▼▼▼
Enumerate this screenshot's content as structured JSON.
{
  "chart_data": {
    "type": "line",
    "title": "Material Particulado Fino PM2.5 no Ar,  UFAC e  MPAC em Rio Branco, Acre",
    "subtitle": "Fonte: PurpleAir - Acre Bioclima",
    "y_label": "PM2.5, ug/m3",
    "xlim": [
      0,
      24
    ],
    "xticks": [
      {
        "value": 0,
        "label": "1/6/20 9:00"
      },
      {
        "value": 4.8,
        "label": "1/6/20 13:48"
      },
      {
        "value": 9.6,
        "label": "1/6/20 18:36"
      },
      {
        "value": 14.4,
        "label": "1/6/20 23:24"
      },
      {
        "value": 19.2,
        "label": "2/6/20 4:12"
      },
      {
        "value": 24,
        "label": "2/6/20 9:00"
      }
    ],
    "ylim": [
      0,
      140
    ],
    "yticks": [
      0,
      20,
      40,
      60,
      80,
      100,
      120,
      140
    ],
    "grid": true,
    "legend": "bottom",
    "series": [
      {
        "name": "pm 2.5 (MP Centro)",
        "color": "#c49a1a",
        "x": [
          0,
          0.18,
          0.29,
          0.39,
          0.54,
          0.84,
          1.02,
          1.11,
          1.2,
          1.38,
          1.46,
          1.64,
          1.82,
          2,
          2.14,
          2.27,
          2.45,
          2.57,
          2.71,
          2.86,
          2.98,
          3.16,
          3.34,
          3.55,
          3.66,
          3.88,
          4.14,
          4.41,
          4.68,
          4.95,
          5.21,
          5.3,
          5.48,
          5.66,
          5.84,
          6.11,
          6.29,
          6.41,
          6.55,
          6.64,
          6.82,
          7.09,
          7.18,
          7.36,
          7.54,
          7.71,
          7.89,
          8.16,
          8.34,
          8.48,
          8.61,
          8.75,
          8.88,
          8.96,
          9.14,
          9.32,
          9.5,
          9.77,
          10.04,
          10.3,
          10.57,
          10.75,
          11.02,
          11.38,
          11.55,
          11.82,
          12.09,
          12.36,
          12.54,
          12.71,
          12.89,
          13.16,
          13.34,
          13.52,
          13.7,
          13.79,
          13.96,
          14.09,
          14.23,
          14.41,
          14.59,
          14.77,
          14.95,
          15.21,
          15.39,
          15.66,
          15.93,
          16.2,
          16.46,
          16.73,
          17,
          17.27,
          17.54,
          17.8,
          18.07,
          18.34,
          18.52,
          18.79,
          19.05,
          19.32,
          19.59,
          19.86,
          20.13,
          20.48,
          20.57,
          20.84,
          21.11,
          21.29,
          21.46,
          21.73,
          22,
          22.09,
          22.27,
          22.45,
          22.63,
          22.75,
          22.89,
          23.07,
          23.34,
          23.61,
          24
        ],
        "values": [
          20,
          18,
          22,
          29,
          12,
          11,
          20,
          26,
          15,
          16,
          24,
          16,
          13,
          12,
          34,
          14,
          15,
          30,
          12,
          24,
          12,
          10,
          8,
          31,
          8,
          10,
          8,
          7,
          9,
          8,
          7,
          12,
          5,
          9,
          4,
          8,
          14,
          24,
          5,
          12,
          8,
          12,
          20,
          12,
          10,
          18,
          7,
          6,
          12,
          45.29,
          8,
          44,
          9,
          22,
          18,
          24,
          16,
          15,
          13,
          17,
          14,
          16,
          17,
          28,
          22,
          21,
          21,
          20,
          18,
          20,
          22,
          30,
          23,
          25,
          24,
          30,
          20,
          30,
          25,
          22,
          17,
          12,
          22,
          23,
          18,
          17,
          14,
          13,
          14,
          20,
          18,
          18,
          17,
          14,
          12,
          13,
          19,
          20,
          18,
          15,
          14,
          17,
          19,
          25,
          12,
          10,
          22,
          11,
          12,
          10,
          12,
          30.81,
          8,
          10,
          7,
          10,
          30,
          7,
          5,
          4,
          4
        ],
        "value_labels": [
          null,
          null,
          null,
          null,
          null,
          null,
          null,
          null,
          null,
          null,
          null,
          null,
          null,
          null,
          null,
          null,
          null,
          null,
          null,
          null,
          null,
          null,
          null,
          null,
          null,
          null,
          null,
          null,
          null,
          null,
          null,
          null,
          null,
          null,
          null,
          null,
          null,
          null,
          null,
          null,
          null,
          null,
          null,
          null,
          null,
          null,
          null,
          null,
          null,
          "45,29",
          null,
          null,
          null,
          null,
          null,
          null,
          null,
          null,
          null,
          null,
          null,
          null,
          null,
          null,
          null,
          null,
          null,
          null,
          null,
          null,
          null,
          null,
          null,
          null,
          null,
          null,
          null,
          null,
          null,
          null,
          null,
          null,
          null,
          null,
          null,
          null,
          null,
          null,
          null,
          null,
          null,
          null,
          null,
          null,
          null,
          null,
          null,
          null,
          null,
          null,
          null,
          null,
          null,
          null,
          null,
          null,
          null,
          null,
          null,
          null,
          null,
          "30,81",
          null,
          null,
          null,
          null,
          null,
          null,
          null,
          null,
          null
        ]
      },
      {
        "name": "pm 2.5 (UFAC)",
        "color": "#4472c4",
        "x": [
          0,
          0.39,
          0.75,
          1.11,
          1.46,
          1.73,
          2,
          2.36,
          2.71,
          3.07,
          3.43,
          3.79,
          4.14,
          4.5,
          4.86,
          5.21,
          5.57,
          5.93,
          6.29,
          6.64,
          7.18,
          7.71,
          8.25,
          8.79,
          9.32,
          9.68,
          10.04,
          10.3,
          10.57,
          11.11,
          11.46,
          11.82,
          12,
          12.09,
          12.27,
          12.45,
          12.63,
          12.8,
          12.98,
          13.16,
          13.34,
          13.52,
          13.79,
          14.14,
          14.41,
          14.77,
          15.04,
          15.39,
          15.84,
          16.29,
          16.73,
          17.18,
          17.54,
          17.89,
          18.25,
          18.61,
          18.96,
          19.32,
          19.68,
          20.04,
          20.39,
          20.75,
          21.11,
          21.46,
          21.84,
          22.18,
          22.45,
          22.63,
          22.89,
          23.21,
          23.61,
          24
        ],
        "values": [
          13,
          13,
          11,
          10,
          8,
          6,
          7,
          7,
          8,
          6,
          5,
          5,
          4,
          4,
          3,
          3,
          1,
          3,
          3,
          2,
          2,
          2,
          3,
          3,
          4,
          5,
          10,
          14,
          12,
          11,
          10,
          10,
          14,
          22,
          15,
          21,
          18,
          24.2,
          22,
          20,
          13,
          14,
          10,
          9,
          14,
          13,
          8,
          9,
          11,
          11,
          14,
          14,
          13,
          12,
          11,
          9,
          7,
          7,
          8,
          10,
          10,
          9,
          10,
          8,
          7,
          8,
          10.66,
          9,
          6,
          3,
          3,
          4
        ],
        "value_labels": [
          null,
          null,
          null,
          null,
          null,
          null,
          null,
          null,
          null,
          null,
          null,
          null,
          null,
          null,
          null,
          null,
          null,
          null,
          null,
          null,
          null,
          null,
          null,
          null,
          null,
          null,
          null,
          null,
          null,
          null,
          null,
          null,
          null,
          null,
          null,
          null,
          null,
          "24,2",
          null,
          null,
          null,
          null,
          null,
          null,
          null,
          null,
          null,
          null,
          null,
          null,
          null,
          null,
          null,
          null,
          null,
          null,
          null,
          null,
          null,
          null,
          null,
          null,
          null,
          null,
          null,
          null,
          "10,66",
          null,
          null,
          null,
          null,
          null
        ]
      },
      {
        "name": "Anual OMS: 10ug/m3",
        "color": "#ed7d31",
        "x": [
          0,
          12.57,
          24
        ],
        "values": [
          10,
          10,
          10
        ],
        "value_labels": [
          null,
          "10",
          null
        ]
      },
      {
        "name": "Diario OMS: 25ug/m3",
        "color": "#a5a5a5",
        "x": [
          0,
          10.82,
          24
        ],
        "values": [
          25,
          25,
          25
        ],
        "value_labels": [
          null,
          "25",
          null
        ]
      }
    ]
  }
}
▲▲▲
> _WHAT YOU NEED TO DO_
Filter lines by "UFAC" and return each hit.

> _RESULT OF THIS EXERCISE_
    "title": "Material Particulado Fino PM2.5 no Ar,  UFAC e  MPAC em Rio Branco, Acre",
        "name": "pm 2.5 (UFAC)",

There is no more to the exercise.